>> BEGIN

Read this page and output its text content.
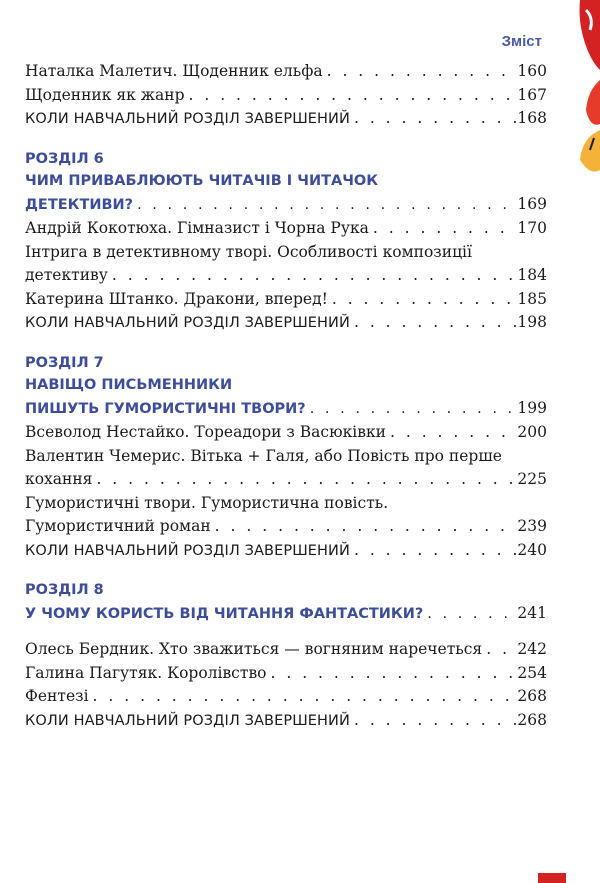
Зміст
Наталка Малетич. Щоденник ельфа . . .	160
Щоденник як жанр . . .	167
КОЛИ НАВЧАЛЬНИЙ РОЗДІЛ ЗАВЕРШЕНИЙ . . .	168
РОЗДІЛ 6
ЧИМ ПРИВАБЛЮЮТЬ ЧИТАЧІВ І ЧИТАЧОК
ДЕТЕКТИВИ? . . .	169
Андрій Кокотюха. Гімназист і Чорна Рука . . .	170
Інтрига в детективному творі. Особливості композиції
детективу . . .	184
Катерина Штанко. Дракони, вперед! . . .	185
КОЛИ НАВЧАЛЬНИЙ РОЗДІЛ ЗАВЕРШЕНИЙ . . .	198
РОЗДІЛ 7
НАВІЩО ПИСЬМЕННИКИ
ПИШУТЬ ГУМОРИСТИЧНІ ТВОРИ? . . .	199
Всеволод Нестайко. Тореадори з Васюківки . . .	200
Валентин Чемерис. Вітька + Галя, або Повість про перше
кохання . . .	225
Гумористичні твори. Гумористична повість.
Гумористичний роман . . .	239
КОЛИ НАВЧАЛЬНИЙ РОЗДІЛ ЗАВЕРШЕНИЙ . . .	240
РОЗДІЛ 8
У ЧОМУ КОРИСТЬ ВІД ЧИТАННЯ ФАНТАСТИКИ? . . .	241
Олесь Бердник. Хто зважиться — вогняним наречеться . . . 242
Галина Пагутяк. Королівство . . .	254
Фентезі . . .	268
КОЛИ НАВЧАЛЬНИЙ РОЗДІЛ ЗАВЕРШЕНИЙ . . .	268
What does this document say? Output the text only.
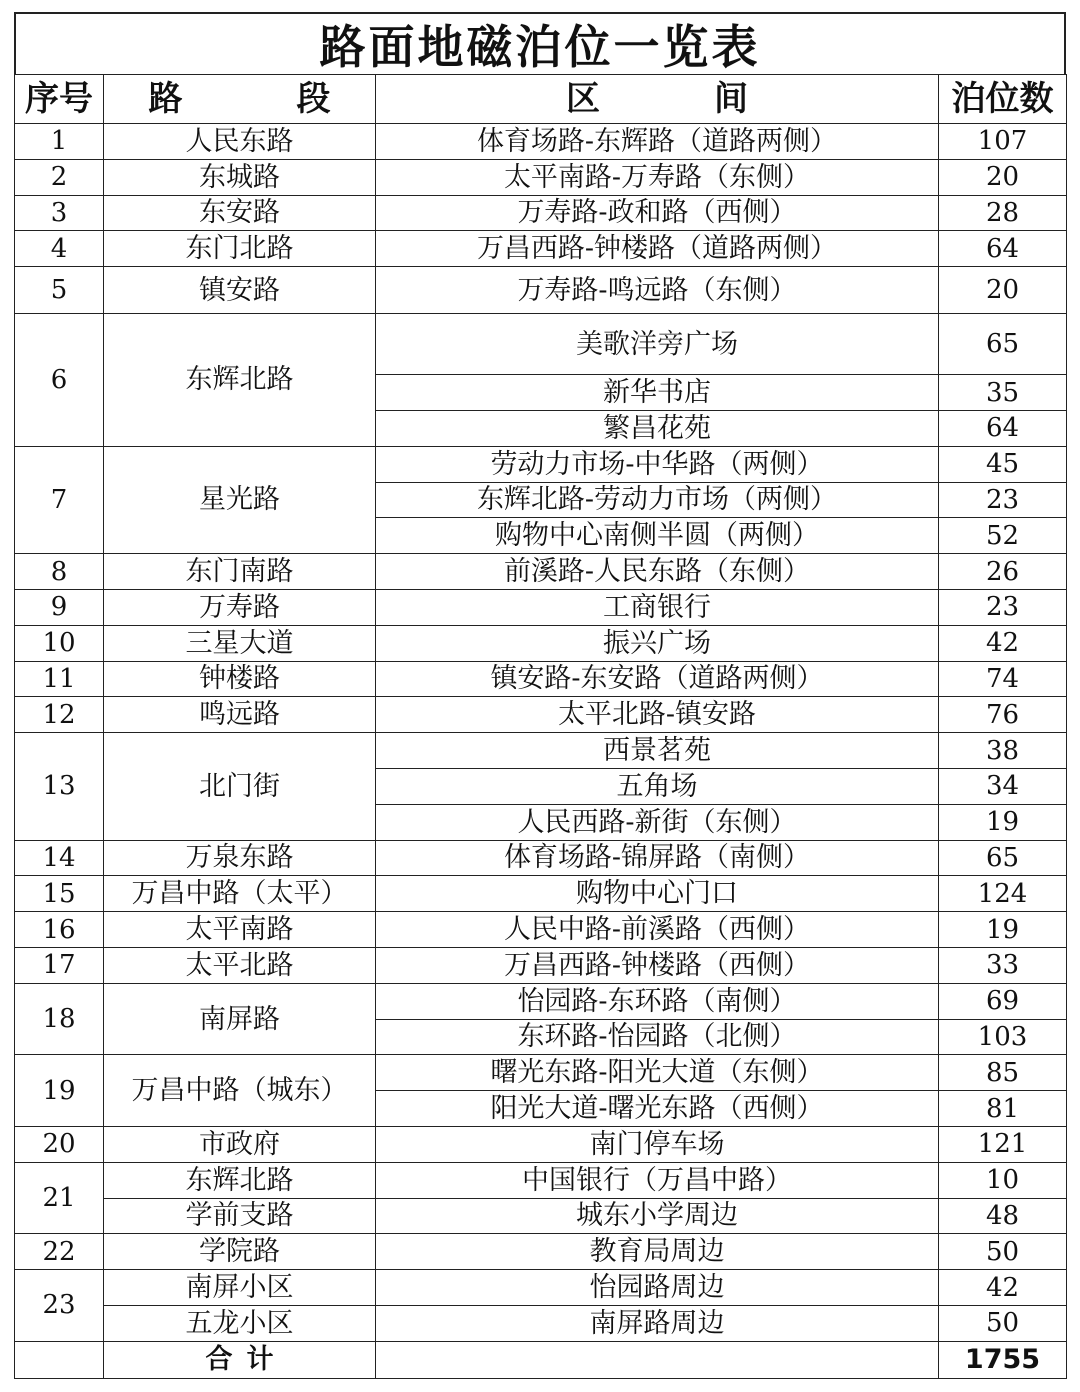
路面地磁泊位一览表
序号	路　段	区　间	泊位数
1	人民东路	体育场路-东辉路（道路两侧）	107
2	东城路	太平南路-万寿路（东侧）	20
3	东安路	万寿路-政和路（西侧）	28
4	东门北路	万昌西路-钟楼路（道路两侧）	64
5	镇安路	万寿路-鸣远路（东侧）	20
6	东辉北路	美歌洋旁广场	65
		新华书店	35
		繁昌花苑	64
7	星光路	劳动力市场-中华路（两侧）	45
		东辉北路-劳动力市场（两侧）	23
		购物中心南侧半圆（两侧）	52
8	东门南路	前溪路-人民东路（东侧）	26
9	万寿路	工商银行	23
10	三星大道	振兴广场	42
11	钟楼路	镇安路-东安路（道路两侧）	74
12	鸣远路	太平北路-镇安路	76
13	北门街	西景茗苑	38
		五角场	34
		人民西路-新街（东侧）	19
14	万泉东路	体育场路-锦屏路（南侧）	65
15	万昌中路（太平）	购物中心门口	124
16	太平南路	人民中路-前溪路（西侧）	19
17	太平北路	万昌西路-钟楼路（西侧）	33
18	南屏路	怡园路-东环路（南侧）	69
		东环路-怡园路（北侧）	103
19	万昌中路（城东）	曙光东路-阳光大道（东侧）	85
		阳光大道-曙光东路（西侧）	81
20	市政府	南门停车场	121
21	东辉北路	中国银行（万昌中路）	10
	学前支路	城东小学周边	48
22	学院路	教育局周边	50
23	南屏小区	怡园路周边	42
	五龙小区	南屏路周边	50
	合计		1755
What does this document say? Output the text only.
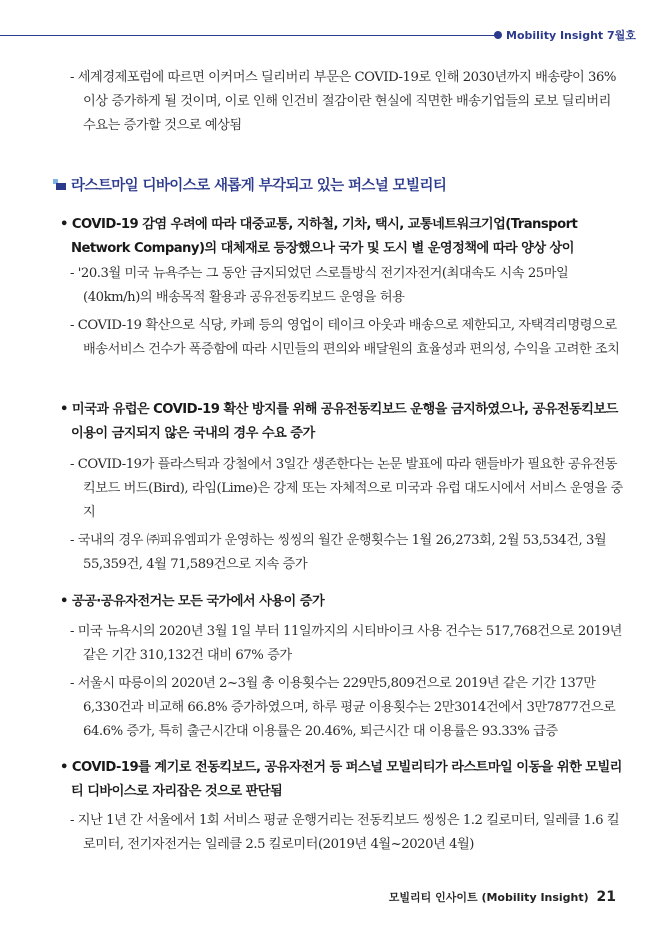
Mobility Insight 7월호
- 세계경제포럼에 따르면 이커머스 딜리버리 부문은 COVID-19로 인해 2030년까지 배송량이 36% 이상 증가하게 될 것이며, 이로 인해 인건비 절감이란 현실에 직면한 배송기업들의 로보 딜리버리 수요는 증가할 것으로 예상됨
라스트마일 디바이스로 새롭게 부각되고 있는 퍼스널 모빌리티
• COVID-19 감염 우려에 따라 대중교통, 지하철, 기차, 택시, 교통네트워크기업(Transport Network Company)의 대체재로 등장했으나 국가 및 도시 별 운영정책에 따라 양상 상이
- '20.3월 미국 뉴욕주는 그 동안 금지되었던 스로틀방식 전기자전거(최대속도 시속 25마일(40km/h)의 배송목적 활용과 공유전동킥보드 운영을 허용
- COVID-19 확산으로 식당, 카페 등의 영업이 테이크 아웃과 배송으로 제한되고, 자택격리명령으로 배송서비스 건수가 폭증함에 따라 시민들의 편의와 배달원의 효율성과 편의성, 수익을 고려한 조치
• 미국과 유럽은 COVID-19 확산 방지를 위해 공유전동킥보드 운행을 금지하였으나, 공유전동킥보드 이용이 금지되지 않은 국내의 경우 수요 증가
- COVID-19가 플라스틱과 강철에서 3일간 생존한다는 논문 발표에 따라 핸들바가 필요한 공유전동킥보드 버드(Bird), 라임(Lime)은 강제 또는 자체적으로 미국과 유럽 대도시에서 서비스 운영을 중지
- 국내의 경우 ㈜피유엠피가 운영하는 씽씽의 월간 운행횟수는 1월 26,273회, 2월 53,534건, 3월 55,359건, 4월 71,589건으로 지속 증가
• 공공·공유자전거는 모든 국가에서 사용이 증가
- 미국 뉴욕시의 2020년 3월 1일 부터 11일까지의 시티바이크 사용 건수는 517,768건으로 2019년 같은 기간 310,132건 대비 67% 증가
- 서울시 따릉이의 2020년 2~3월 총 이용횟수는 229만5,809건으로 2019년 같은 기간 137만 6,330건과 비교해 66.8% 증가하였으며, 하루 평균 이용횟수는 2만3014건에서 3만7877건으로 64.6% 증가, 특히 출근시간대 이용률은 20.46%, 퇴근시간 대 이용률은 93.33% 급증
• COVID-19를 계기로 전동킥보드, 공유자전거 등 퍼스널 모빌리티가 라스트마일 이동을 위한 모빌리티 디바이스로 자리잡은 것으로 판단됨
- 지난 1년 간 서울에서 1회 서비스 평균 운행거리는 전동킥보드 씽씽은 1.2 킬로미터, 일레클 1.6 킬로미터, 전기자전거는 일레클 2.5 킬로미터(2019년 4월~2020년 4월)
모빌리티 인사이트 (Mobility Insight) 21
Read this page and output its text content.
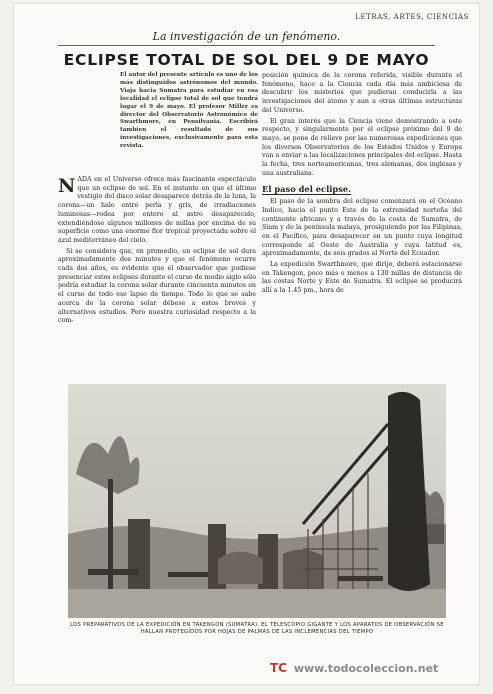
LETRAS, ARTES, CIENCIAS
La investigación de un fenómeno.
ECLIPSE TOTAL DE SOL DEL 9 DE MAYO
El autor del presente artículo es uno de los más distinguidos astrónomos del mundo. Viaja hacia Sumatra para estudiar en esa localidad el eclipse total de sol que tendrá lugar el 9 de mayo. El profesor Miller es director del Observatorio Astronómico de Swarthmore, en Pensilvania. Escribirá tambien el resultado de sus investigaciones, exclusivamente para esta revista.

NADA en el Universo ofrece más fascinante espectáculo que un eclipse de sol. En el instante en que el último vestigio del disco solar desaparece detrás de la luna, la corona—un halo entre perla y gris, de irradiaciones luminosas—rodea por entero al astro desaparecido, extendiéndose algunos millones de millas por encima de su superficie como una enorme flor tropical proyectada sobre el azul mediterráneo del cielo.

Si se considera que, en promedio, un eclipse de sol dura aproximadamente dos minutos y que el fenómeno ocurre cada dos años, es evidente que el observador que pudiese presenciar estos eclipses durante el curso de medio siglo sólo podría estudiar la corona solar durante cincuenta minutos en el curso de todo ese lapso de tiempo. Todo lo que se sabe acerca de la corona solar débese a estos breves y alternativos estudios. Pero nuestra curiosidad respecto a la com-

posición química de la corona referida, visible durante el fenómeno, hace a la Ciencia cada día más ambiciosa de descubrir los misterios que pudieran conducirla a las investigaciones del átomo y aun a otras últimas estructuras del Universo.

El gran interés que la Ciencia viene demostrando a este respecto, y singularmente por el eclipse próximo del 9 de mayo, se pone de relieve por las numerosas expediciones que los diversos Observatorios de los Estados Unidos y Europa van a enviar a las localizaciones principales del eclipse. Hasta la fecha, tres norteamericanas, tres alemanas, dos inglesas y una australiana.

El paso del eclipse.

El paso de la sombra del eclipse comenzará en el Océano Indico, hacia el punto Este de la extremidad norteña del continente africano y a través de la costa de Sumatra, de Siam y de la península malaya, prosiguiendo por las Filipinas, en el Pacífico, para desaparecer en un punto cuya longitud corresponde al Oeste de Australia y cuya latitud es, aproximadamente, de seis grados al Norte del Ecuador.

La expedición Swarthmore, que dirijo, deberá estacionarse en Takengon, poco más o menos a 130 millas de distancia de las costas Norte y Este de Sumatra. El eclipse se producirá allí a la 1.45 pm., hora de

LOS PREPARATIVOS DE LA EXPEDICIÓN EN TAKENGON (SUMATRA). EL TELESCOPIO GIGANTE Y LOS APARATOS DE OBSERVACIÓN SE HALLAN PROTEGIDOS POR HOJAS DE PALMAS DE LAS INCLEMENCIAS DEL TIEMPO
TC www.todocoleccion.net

>> END

**TASK REQUIREMENTS:** Among the lines of the data above, count those holding "体育场路" and state only the number.

**FINAL RESULT:** 2